>> BEGIN Extracted information

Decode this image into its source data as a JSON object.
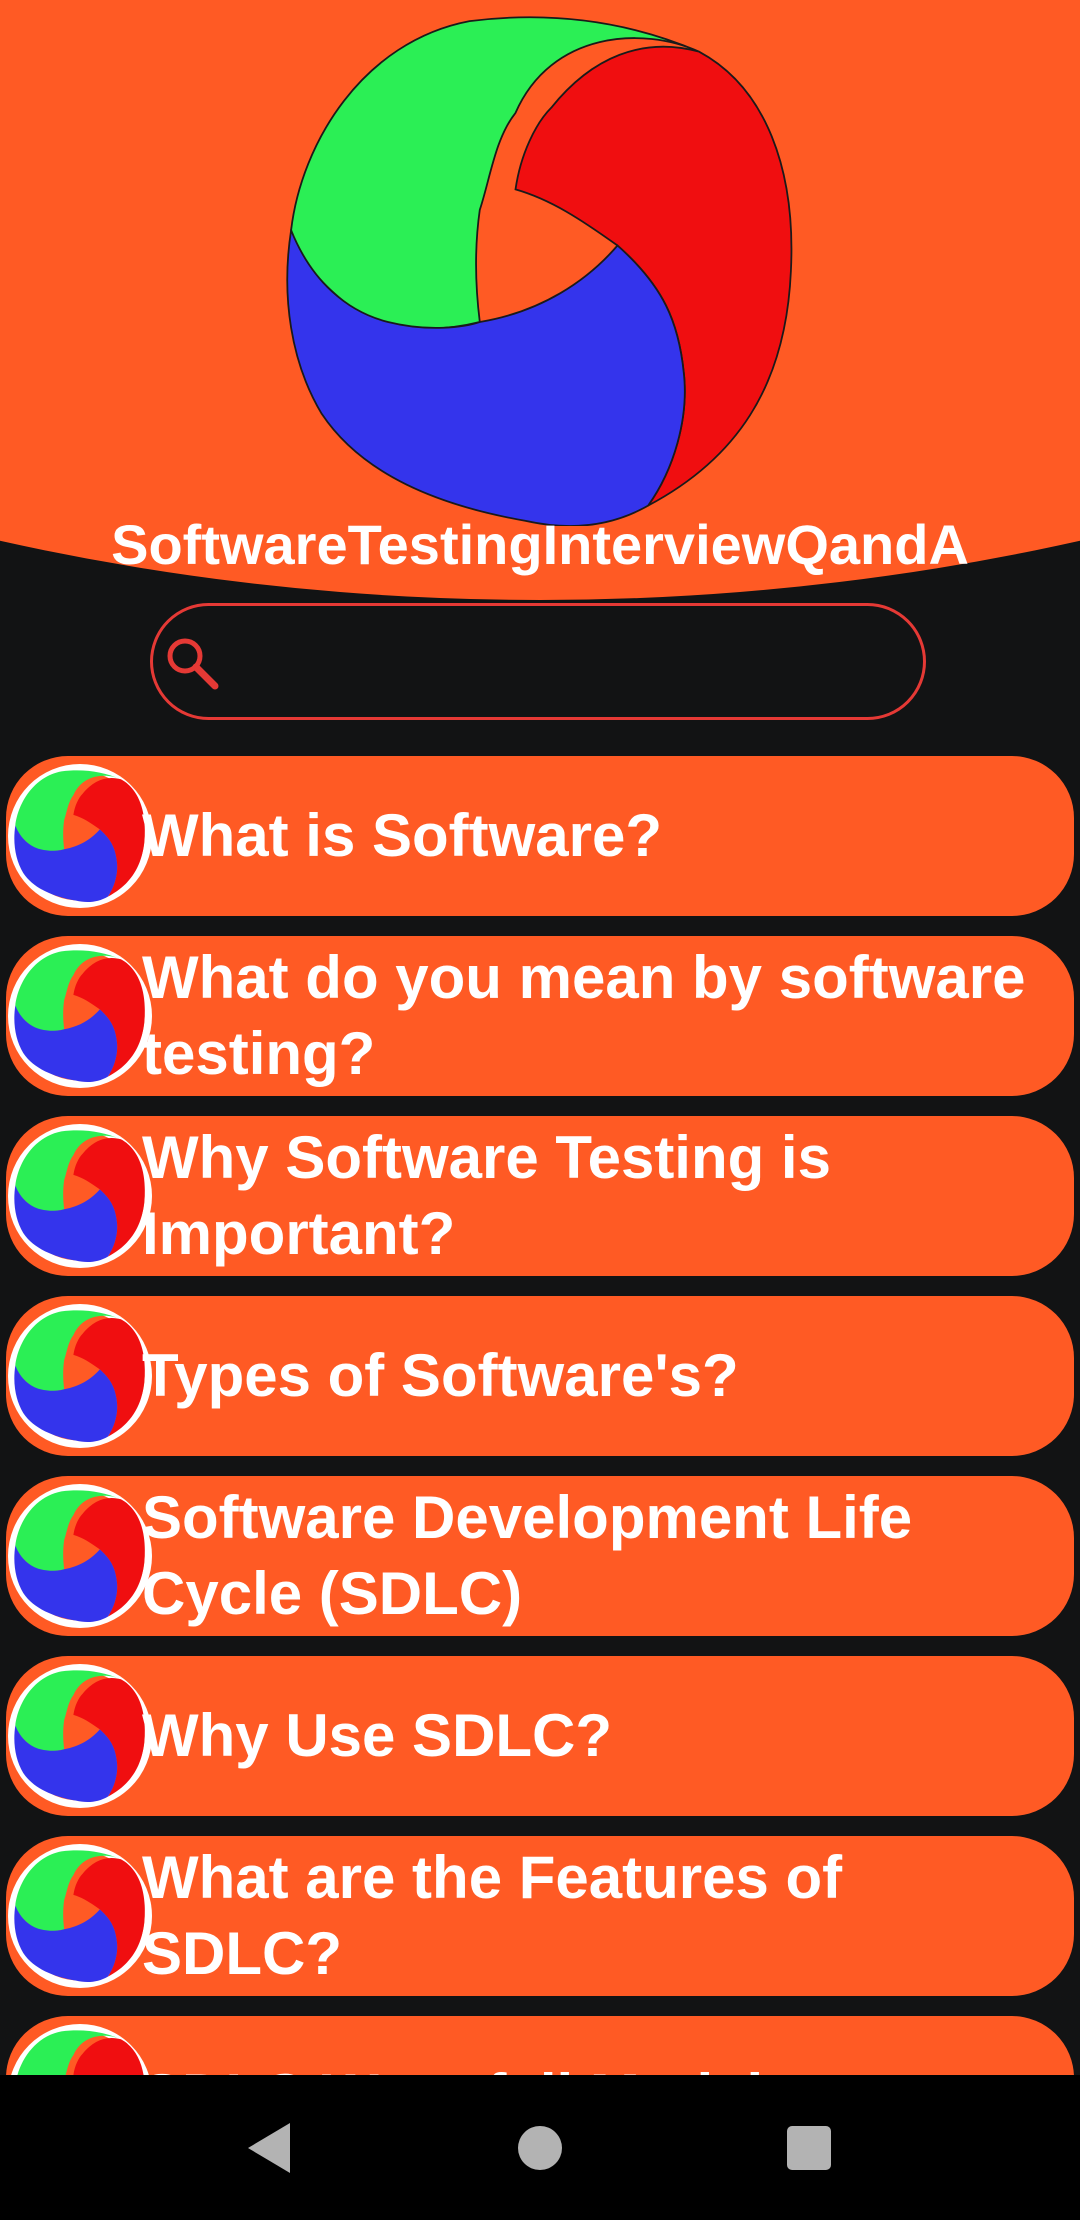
{
  "app": {
    "title": "SoftwareTestingInterviewQandA"
  },
  "search": {
    "value": "",
    "placeholder": "",
    "icon": "search-icon"
  },
  "colors": {
    "accent": "#FF5A24",
    "background": "#121314",
    "search_border": "#E53935",
    "logo_green": "#2BEF55",
    "logo_red": "#F00E10",
    "logo_blue": "#3434EC"
  },
  "topics": [
    {
      "label": "What is Software?"
    },
    {
      "label": "What do you mean by software testing?"
    },
    {
      "label": "Why Software Testing is Important?"
    },
    {
      "label": "Types of Software's?"
    },
    {
      "label": "Software Development Life Cycle (SDLC)"
    },
    {
      "label": "Why Use SDLC?"
    },
    {
      "label": "What are the Features of SDLC?"
    },
    {
      "label": "SDLC Waterfall Model"
    }
  ],
  "navbar": {
    "icons": [
      "back-icon",
      "home-icon",
      "recents-icon"
    ]
  }
}
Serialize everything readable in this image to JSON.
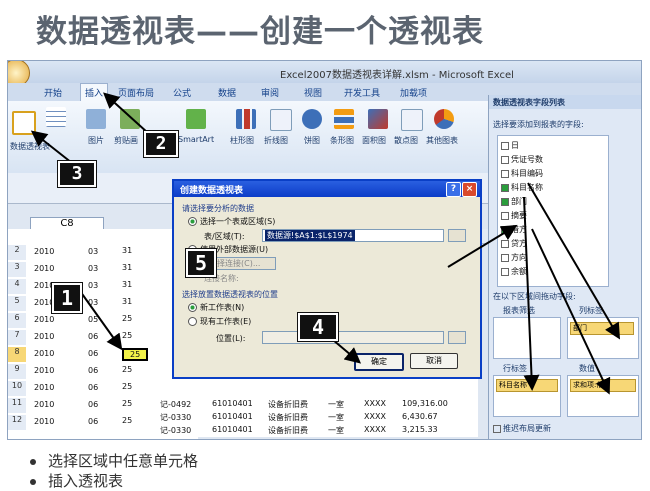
{
  "slide": {
    "title": "数据透视表——创建一个透视表",
    "bullets": [
      "选择区域中任意单元格",
      "插入透视表"
    ]
  },
  "excel": {
    "window_title": "Excel2007数据透视表详解.xlsm - Microsoft Excel",
    "tabs": [
      "开始",
      "插入",
      "页面布局",
      "公式",
      "数据",
      "审阅",
      "视图",
      "开发工具",
      "加载项"
    ],
    "active_tab": "插入",
    "ribbon": {
      "pivot_label": "数据透视表",
      "items": [
        "图片",
        "剪贴画",
        "SmartArt",
        "柱形图",
        "折线图",
        "饼图",
        "条形图",
        "面积图",
        "散点图",
        "其他图表"
      ]
    },
    "name_box": "C8",
    "columns": [
      "A",
      "B",
      "C",
      "D"
    ],
    "rows": [
      {
        "n": "2",
        "a": "2010",
        "b": "03",
        "c": "31"
      },
      {
        "n": "3",
        "a": "2010",
        "b": "03",
        "c": "31"
      },
      {
        "n": "4",
        "a": "2010",
        "b": "03",
        "c": "31"
      },
      {
        "n": "5",
        "a": "2010",
        "b": "03",
        "c": "31"
      },
      {
        "n": "6",
        "a": "2010",
        "b": "05",
        "c": "25"
      },
      {
        "n": "7",
        "a": "2010",
        "b": "06",
        "c": "25"
      },
      {
        "n": "8",
        "a": "2010",
        "b": "06",
        "c": "25"
      },
      {
        "n": "9",
        "a": "2010",
        "b": "06",
        "c": "25"
      },
      {
        "n": "10",
        "a": "2010",
        "b": "06",
        "c": "25"
      },
      {
        "n": "11",
        "a": "2010",
        "b": "06",
        "c": "25"
      },
      {
        "n": "12",
        "a": "2010",
        "b": "06",
        "c": "25"
      }
    ],
    "bottom_rows": [
      {
        "code": "记-0492",
        "acct": "61010401",
        "name": "设备折旧费",
        "dept": "一室",
        "x": "XXXX",
        "amt": "109,316.00"
      },
      {
        "code": "记-0330",
        "acct": "61010401",
        "name": "设备折旧费",
        "dept": "一室",
        "x": "XXXX",
        "amt": "6,430.67"
      },
      {
        "code": "记-0330",
        "acct": "61010401",
        "name": "设备折旧费",
        "dept": "一室",
        "x": "XXXX",
        "amt": "3,215.33"
      }
    ]
  },
  "dialog": {
    "title": "创建数据透视表",
    "section1": "请选择要分析的数据",
    "opt_table": "选择一个表或区域(S)",
    "range_label": "表/区域(T):",
    "range_value": "数据源!$A$1:$L$1974",
    "opt_external": "使用外部数据源(U)",
    "choose_conn": "选择连接(C)...",
    "conn_name": "连接名称:",
    "section2": "选择放置数据透视表的位置",
    "opt_new": "新工作表(N)",
    "opt_existing": "现有工作表(E)",
    "location_label": "位置(L):",
    "ok": "确定",
    "cancel": "取消"
  },
  "fieldlist": {
    "title": "数据透视表字段列表",
    "prompt": "选择要添加到报表的字段:",
    "fields": [
      {
        "label": "日",
        "checked": false
      },
      {
        "label": "凭证号数",
        "checked": false
      },
      {
        "label": "科目编码",
        "checked": false
      },
      {
        "label": "科目名称",
        "checked": true
      },
      {
        "label": "部门",
        "checked": true
      },
      {
        "label": "摘要",
        "checked": false
      },
      {
        "label": "借方",
        "checked": true
      },
      {
        "label": "贷方",
        "checked": false
      },
      {
        "label": "方向",
        "checked": false
      },
      {
        "label": "余额",
        "checked": false
      }
    ],
    "drag_prompt": "在以下区域间拖动字段:",
    "report_filter": "报表筛选",
    "column_labels": "列标签",
    "col_chip": "部门",
    "row_labels": "行标签",
    "row_chip": "科目名称",
    "values": "数值",
    "val_chip": "求和项:借方",
    "defer": "推迟布局更新"
  },
  "steps": [
    "1",
    "2",
    "3",
    "4",
    "5"
  ]
}
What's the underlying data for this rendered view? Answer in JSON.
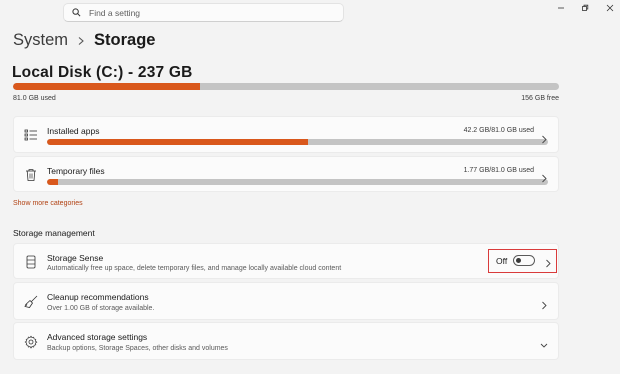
{
  "search": {
    "placeholder": "Find a setting"
  },
  "breadcrumb": {
    "parent": "System",
    "current": "Storage"
  },
  "disk": {
    "title": "Local Disk (C:) - 237 GB",
    "used_label": "81.0 GB used",
    "free_label": "156 GB free",
    "used_fraction": 0.342
  },
  "categories": [
    {
      "label": "Installed apps",
      "value": "42.2 GB/81.0 GB used",
      "fraction": 0.52,
      "icon": "list-icon"
    },
    {
      "label": "Temporary files",
      "value": "1.77 GB/81.0 GB used",
      "fraction": 0.022,
      "icon": "trash-icon"
    }
  ],
  "show_more": "Show more categories",
  "storage_management": {
    "heading": "Storage management",
    "storage_sense": {
      "title": "Storage Sense",
      "description": "Automatically free up space, delete temporary files, and manage locally available cloud content",
      "toggle_label": "Off",
      "toggle_on": false
    },
    "cleanup": {
      "title": "Cleanup recommendations",
      "description": "Over 1.00 GB of storage available."
    },
    "advanced": {
      "title": "Advanced storage settings",
      "description": "Backup options, Storage Spaces, other disks and volumes"
    }
  },
  "colors": {
    "accent": "#d9581c",
    "bar_bg": "#c4c4c4",
    "highlight": "#d93b3b"
  }
}
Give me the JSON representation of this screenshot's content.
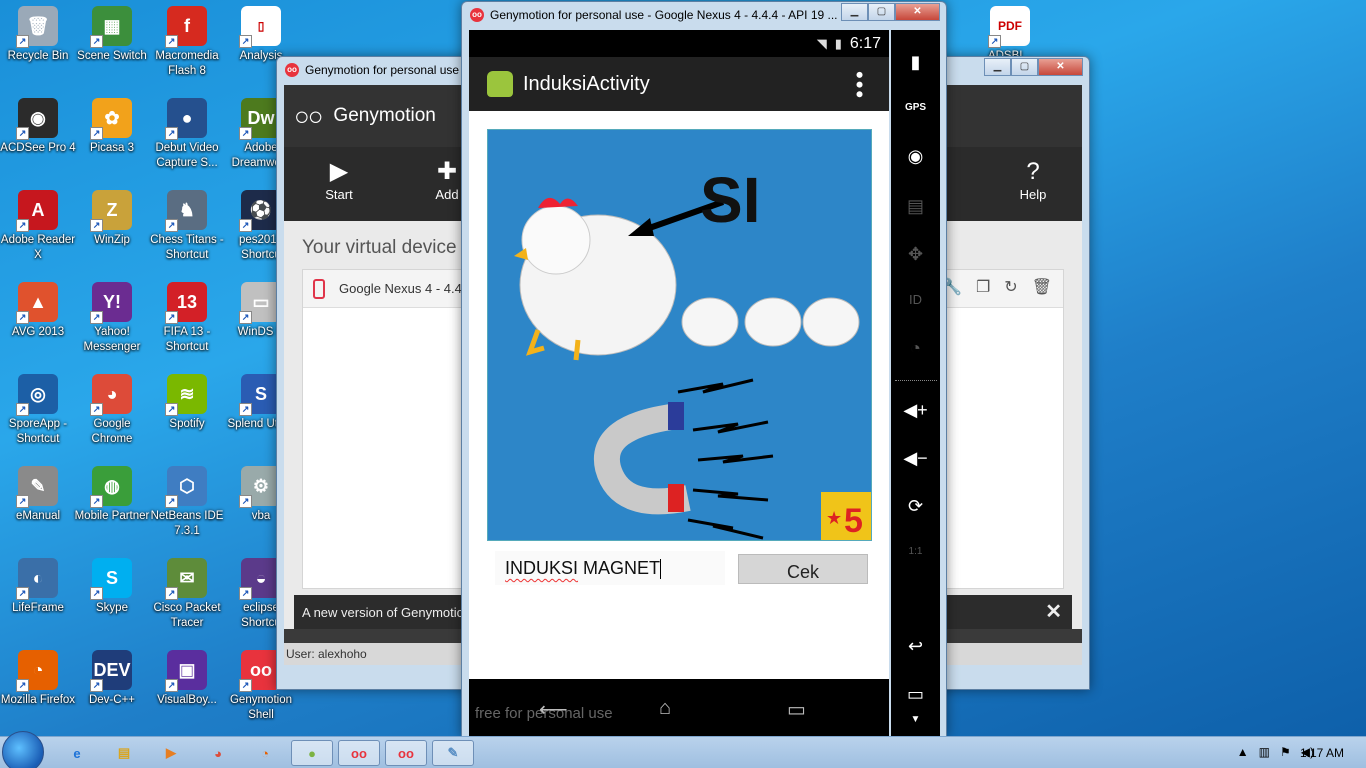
{
  "desktop": {
    "icons": [
      {
        "label": "Recycle Bin",
        "color": "#9aa9b8",
        "glyph": "🗑"
      },
      {
        "label": "Scene Switch",
        "color": "#3c8f3c",
        "glyph": "▦"
      },
      {
        "label": "Macromedia Flash 8",
        "color": "#d62a1f",
        "glyph": "f"
      },
      {
        "label": "Analysis",
        "color": "#ffffff",
        "glyph": "▯"
      },
      {
        "label": "ACDSee Pro 4",
        "color": "#2b2b2b",
        "glyph": "◉"
      },
      {
        "label": "Picasa 3",
        "color": "#f2a21b",
        "glyph": "✿"
      },
      {
        "label": "Debut Video Capture S...",
        "color": "#25508e",
        "glyph": "●"
      },
      {
        "label": "Adobe Dreamwe...",
        "color": "#4d7a1e",
        "glyph": "Dw"
      },
      {
        "label": "Adobe Reader X",
        "color": "#c6171e",
        "glyph": "A"
      },
      {
        "label": "WinZip",
        "color": "#c9a23a",
        "glyph": "Z"
      },
      {
        "label": "Chess Titans - Shortcut",
        "color": "#5a6d82",
        "glyph": "♞"
      },
      {
        "label": "pes2013 Shortcu",
        "color": "#1d2b4a",
        "glyph": "⚽"
      },
      {
        "label": "AVG 2013",
        "color": "#e0522d",
        "glyph": "▲"
      },
      {
        "label": "Yahoo! Messenger",
        "color": "#6b2c91",
        "glyph": "Y!"
      },
      {
        "label": "FIFA 13 - Shortcut",
        "color": "#d32027",
        "glyph": "13"
      },
      {
        "label": "WinDS P",
        "color": "#c0c0c0",
        "glyph": "▭"
      },
      {
        "label": "SporeApp - Shortcut",
        "color": "#1c5fa6",
        "glyph": "◎"
      },
      {
        "label": "Google Chrome",
        "color": "#dd4b39",
        "glyph": "◕"
      },
      {
        "label": "Spotify",
        "color": "#7ab800",
        "glyph": "≋"
      },
      {
        "label": "Splend Utility",
        "color": "#2a5cb3",
        "glyph": "S"
      },
      {
        "label": "eManual",
        "color": "#8a8a8a",
        "glyph": "✎"
      },
      {
        "label": "Mobile Partner",
        "color": "#3a9e3a",
        "glyph": "◍"
      },
      {
        "label": "NetBeans IDE 7.3.1",
        "color": "#3f7dc2",
        "glyph": "⬡"
      },
      {
        "label": "vba",
        "color": "#9aa",
        "glyph": "⚙"
      },
      {
        "label": "LifeFrame",
        "color": "#3a6fa8",
        "glyph": "◐"
      },
      {
        "label": "Skype",
        "color": "#00aff0",
        "glyph": "S"
      },
      {
        "label": "Cisco Packet Tracer",
        "color": "#5e8c3a",
        "glyph": "✉"
      },
      {
        "label": "eclipse Shortcu",
        "color": "#5b3a8a",
        "glyph": "◒"
      },
      {
        "label": "Mozilla Firefox",
        "color": "#e66000",
        "glyph": "◔"
      },
      {
        "label": "Dev-C++",
        "color": "#1f3d7a",
        "glyph": "DEV"
      },
      {
        "label": "VisualBoy...",
        "color": "#5a2e9e",
        "glyph": "▣"
      },
      {
        "label": "Genymotion Shell",
        "color": "#e8333d",
        "glyph": "oo"
      },
      {
        "label": "ADSBI...",
        "color": "#ffffff",
        "glyph": "PDF"
      }
    ]
  },
  "launcher": {
    "title": "Genymotion for personal use",
    "app_name": "Genymotion",
    "toolbar": {
      "start": "Start",
      "add": "Add",
      "help": "Help"
    },
    "heading": "Your virtual device",
    "device_row": "Google Nexus 4 - 4.4.",
    "notice": "A new version of Genymotic",
    "status_user": "User: alexhoho"
  },
  "emulator": {
    "title": "Genymotion for personal use - Google Nexus 4 - 4.4.4 - API 19 ...",
    "status_time": "6:17",
    "activity_title": "InduksiActivity",
    "puzzle": {
      "big_text": "SI",
      "level_badge": "5",
      "level_star": "★"
    },
    "answer_text_a": "INDUKSI",
    "answer_text_b": " MAGNET",
    "cek_label": "Cek",
    "watermark": "free for personal use",
    "side_labels": {
      "gps": "GPS",
      "id": "ID",
      "ratio": "1:1"
    }
  },
  "taskbar": {
    "clock": "1:17 AM",
    "items": [
      "ie-icon",
      "explorer-icon",
      "media-icon",
      "chrome-icon",
      "firefox-icon",
      "android-icon",
      "genymotion-icon",
      "genymotion-icon",
      "paint-icon"
    ]
  },
  "colors": {
    "accent": "#e8333d",
    "puzzle_bg": "#2d86c8",
    "android_green": "#9bc53d"
  }
}
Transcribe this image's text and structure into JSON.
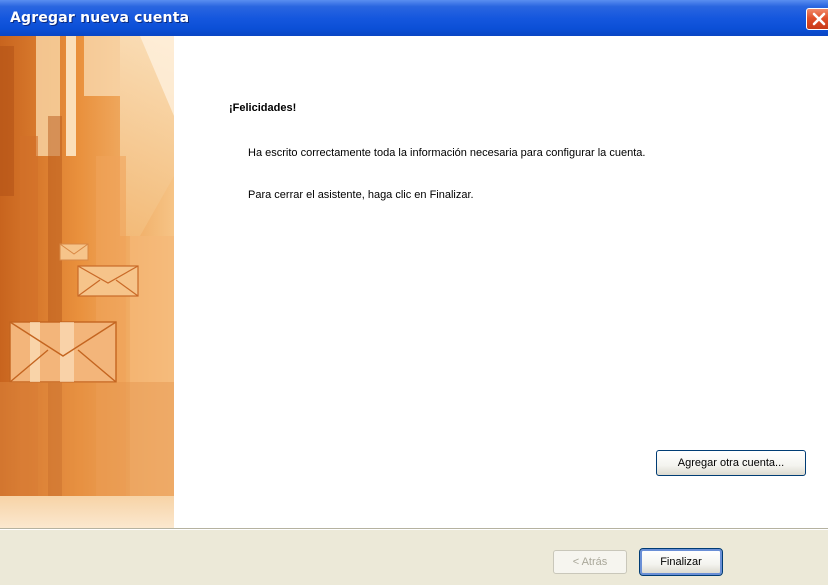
{
  "window": {
    "title": "Agregar nueva cuenta",
    "close_icon": "close-icon"
  },
  "banner": {
    "description_icons": [
      "envelope-icon",
      "envelope-icon",
      "envelope-icon"
    ]
  },
  "content": {
    "heading": "¡Felicidades!",
    "message_1": "Ha escrito correctamente toda la información necesaria para configurar la cuenta.",
    "message_2": "Para cerrar el asistente, haga clic en Finalizar.",
    "add_account_label": "Agregar otra cuenta..."
  },
  "footer": {
    "back_label": "< Atrás",
    "finish_label": "Finalizar"
  },
  "colors": {
    "titlebar": "#0b4fd6",
    "close_button": "#e0502a",
    "dialog_background": "#ece9d8",
    "banner_orange": "#f0a860"
  }
}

>> END Extracted information

◆ **Brief**
Count every line bearing the word "categories"; report the total only.

◆ **Solution**
2